Reproduce all entries precisely as they are written.

########

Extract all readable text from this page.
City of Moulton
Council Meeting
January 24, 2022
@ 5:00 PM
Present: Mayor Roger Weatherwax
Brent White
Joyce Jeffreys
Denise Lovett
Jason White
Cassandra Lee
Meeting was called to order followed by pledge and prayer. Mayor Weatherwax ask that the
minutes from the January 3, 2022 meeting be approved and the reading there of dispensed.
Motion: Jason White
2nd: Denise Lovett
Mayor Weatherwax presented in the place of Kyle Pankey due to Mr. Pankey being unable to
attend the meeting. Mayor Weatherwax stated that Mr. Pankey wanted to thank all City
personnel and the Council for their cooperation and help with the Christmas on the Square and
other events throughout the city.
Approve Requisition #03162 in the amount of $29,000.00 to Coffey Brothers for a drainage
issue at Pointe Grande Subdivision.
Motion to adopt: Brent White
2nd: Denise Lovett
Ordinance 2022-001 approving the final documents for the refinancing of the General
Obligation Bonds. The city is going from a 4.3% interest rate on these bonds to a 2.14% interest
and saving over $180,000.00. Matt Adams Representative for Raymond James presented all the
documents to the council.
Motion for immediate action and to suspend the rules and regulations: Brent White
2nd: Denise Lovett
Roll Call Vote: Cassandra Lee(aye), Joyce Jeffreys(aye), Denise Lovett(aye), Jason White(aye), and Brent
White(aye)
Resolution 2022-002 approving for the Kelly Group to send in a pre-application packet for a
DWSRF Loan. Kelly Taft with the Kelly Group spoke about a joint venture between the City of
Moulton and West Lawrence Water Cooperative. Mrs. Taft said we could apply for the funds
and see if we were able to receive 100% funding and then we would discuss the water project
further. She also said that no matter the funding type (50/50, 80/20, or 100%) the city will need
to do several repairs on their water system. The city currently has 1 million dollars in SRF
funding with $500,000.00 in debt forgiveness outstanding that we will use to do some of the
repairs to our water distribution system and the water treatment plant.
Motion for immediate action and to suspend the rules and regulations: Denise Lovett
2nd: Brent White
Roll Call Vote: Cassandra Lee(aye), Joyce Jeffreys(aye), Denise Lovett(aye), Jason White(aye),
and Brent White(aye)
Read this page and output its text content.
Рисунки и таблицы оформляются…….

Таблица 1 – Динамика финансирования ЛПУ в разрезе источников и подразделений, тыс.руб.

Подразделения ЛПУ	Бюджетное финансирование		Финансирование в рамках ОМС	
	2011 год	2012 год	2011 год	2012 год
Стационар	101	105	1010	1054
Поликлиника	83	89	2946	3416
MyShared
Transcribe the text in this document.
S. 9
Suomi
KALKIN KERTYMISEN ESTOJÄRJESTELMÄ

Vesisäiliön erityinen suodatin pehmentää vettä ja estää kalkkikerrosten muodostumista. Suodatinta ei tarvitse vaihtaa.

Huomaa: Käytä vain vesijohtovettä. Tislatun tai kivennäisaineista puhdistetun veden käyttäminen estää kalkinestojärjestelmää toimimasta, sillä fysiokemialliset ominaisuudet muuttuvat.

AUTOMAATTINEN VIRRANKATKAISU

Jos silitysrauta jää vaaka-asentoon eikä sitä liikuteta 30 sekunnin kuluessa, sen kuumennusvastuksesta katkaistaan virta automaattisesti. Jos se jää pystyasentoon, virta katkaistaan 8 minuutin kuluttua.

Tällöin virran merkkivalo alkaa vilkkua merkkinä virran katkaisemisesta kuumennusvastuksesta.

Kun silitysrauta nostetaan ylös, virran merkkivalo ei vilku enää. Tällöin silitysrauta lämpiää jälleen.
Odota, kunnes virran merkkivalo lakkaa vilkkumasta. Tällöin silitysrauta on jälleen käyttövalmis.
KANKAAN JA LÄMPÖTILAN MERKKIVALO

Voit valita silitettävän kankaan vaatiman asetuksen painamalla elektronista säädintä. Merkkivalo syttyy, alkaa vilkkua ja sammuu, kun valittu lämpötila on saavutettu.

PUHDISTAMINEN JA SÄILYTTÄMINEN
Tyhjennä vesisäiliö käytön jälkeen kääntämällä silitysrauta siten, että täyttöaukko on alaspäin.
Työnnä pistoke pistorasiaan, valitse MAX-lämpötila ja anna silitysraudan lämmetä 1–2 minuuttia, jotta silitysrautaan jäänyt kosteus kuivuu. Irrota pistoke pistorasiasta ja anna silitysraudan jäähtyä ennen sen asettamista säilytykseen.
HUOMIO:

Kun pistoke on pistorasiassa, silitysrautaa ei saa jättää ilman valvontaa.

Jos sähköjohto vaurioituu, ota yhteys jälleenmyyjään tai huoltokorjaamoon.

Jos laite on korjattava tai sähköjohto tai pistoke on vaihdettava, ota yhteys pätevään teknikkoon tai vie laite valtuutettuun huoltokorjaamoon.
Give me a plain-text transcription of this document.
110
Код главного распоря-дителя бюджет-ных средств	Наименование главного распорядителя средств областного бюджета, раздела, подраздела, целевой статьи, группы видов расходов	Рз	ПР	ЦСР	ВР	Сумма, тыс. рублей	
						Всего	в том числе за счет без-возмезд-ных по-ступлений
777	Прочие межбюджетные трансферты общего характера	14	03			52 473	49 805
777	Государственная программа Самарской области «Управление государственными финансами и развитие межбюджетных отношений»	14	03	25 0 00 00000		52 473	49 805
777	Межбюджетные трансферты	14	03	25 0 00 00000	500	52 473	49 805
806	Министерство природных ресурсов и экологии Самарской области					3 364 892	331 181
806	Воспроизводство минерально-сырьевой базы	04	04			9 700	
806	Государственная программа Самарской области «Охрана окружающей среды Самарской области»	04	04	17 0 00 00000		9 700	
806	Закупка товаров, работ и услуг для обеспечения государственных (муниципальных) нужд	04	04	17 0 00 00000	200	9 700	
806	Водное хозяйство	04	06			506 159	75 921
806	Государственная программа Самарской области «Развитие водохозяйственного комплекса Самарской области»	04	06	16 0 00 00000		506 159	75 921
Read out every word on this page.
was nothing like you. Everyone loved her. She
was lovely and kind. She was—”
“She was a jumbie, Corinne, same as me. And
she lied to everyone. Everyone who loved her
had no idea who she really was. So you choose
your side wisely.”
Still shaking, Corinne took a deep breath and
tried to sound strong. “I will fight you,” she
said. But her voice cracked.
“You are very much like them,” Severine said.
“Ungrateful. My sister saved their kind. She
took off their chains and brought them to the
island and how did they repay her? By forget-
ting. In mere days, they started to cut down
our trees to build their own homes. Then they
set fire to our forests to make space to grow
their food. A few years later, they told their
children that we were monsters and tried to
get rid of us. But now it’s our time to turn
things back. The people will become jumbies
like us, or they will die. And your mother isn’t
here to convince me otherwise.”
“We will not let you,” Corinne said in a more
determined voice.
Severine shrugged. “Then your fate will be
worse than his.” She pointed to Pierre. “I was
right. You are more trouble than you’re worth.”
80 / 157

########

→ FINISHED EXERCISE
Extract all readable text from this page.
City of Moulton
Council Meeting
January 24, 2022
@ 5:00 PM
Present: Mayor Roger Weatherwax
Brent White
Joyce Jeffreys
Denise Lovett
Jason White
Cassandra Lee
Meeting was called to order followed by pledge and prayer. Mayor Weatherwax ask that the
minutes from the January 3, 2022 meeting be approved and the reading there of dispensed.
Motion: Jason White
2nd: Denise Lovett
Mayor Weatherwax presented in the place of Kyle Pankey due to Mr. Pankey being unable to
attend the meeting. Mayor Weatherwax stated that Mr. Pankey wanted to thank all City
personnel and the Council for their cooperation and help with the Christmas on the Square and
other events throughout the city.
Approve Requisition #03162 in the amount of $29,000.00 to Coffey Brothers for a drainage
issue at Pointe Grande Subdivision.
Motion to adopt: Brent White
2nd: Denise Lovett
Ordinance 2022-001 approving the final documents for the refinancing of the General
Obligation Bonds. The city is going from a 4.3% interest rate on these bonds to a 2.14% interest
and saving over $180,000.00. Matt Adams Representative for Raymond James presented all the
documents to the council.
Motion for immediate action and to suspend the rules and regulations: Brent White
2nd: Denise Lovett
Roll Call Vote: Cassandra Lee(aye), Joyce Jeffreys(aye), Denise Lovett(aye), Jason White(aye), and Brent
White(aye)
Resolution 2022-002 approving for the Kelly Group to send in a pre-application packet for a
DWSRF Loan. Kelly Taft with the Kelly Group spoke about a joint venture between the City of
Moulton and West Lawrence Water Cooperative. Mrs. Taft said we could apply for the funds
and see if we were able to receive 100% funding and then we would discuss the water project
further. She also said that no matter the funding type (50/50, 80/20, or 100%) the city will need
to do several repairs on their water system. The city currently has 1 million dollars in SRF
funding with $500,000.00 in debt forgiveness outstanding that we will use to do some of the
repairs to our water distribution system and the water treatment plant.
Motion for immediate action and to suspend the rules and regulations: Denise Lovett
2nd: Brent White
Roll Call Vote: Cassandra Lee(aye), Joyce Jeffreys(aye), Denise Lovett(aye), Jason White(aye),
and Brent White(aye)
Read this page and output its text content.
Рисунки и таблицы оформляются…….

Таблица 1 – Динамика финансирования ЛПУ в разрезе источников и подразделений, тыс.руб.

Подразделения ЛПУ	Бюджетное финансирование		Финансирование в рамках ОМС	
	2011 год	2012 год	2011 год	2012 год
Стационар	101	105	1010	1054
Поликлиника	83	89	2946	3416
MyShared
Transcribe the text in this document.
S. 9
Suomi
KALKIN KERTYMISEN ESTOJÄRJESTELMÄ

Vesisäiliön erityinen suodatin pehmentää vettä ja estää kalkkikerrosten muodostumista. Suodatinta ei tarvitse vaihtaa.

Huomaa: Käytä vain vesijohtovettä. Tislatun tai kivennäisaineista puhdistetun veden käyttäminen estää kalkinestojärjestelmää toimimasta, sillä fysiokemialliset ominaisuudet muuttuvat.

AUTOMAATTINEN VIRRANKATKAISU

Jos silitysrauta jää vaaka-asentoon eikä sitä liikuteta 30 sekunnin kuluessa, sen kuumennusvastuksesta katkaistaan virta automaattisesti. Jos se jää pystyasentoon, virta katkaistaan 8 minuutin kuluttua.

Tällöin virran merkkivalo alkaa vilkkua merkkinä virran katkaisemisesta kuumennusvastuksesta.

Kun silitysrauta nostetaan ylös, virran merkkivalo ei vilku enää. Tällöin silitysrauta lämpiää jälleen.
Odota, kunnes virran merkkivalo lakkaa vilkkumasta. Tällöin silitysrauta on jälleen käyttövalmis.
KANKAAN JA LÄMPÖTILAN MERKKIVALO

Voit valita silitettävän kankaan vaatiman asetuksen painamalla elektronista säädintä. Merkkivalo syttyy, alkaa vilkkua ja sammuu, kun valittu lämpötila on saavutettu.

PUHDISTAMINEN JA SÄILYTTÄMINEN
Tyhjennä vesisäiliö käytön jälkeen kääntämällä silitysrauta siten, että täyttöaukko on alaspäin.
Työnnä pistoke pistorasiaan, valitse MAX-lämpötila ja anna silitysraudan lämmetä 1–2 minuuttia, jotta silitysrautaan jäänyt kosteus kuivuu. Irrota pistoke pistorasiasta ja anna silitysraudan jäähtyä ennen sen asettamista säilytykseen.
HUOMIO:

Kun pistoke on pistorasiassa, silitysrautaa ei saa jättää ilman valvontaa.

Jos sähköjohto vaurioituu, ota yhteys jälleenmyyjään tai huoltokorjaamoon.

Jos laite on korjattava tai sähköjohto tai pistoke on vaihdettava, ota yhteys pätevään teknikkoon tai vie laite valtuutettuun huoltokorjaamoon.
Give me a plain-text transcription of this document.
110
Код главного распоря-дителя бюджет-ных средств	Наименование главного распорядителя средств областного бюджета, раздела, подраздела, целевой статьи, группы видов расходов	Рз	ПР	ЦСР	ВР	Сумма, тыс. рублей	
						Всего	в том числе за счет без-возмезд-ных по-ступлений
777	Прочие межбюджетные трансферты общего характера	14	03			52 473	49 805
777	Государственная программа Самарской области «Управление государственными финансами и развитие межбюджетных отношений»	14	03	25 0 00 00000		52 473	49 805
777	Межбюджетные трансферты	14	03	25 0 00 00000	500	52 473	49 805
806	Министерство природных ресурсов и экологии Самарской области					3 364 892	331 181
806	Воспроизводство минерально-сырьевой базы	04	04			9 700	
806	Государственная программа Самарской области «Охрана окружающей среды Самарской области»	04	04	17 0 00 00000		9 700	
806	Закупка товаров, работ и услуг для обеспечения государственных (муниципальных) нужд	04	04	17 0 00 00000	200	9 700	
806	Водное хозяйство	04	06			506 159	75 921
806	Государственная программа Самарской области «Развитие водохозяйственного комплекса Самарской области»	04	06	16 0 00 00000		506 159	75 921
Read out every word on this page.
was nothing like you. Everyone loved her. She
was lovely and kind. She was—”
“She was a jumbie, Corinne, same as me. And
she lied to everyone. Everyone who loved her
had no idea who she really was. So you choose
your side wisely.”
Still shaking, Corinne took a deep breath and
tried to sound strong. “I will fight you,” she
said. But her voice cracked.
“You are very much like them,” Severine said.
“Ungrateful. My sister saved their kind. She
took off their chains and brought them to the
island and how did they repay her? By forget-
ting. In mere days, they started to cut down
our trees to build their own homes. Then they
set fire to our forests to make space to grow
their food. A few years later, they told their
children that we were monsters and tried to
get rid of us. But now it’s our time to turn
things back. The people will become jumbies
like us, or they will die. And your mother isn’t
here to convince me otherwise.”
“We will not let you,” Corinne said in a more
determined voice.
Severine shrugged. “Then your fate will be
worse than his.” She pointed to Pierre. “I was
right. You are more trouble than you’re worth.”
80 / 157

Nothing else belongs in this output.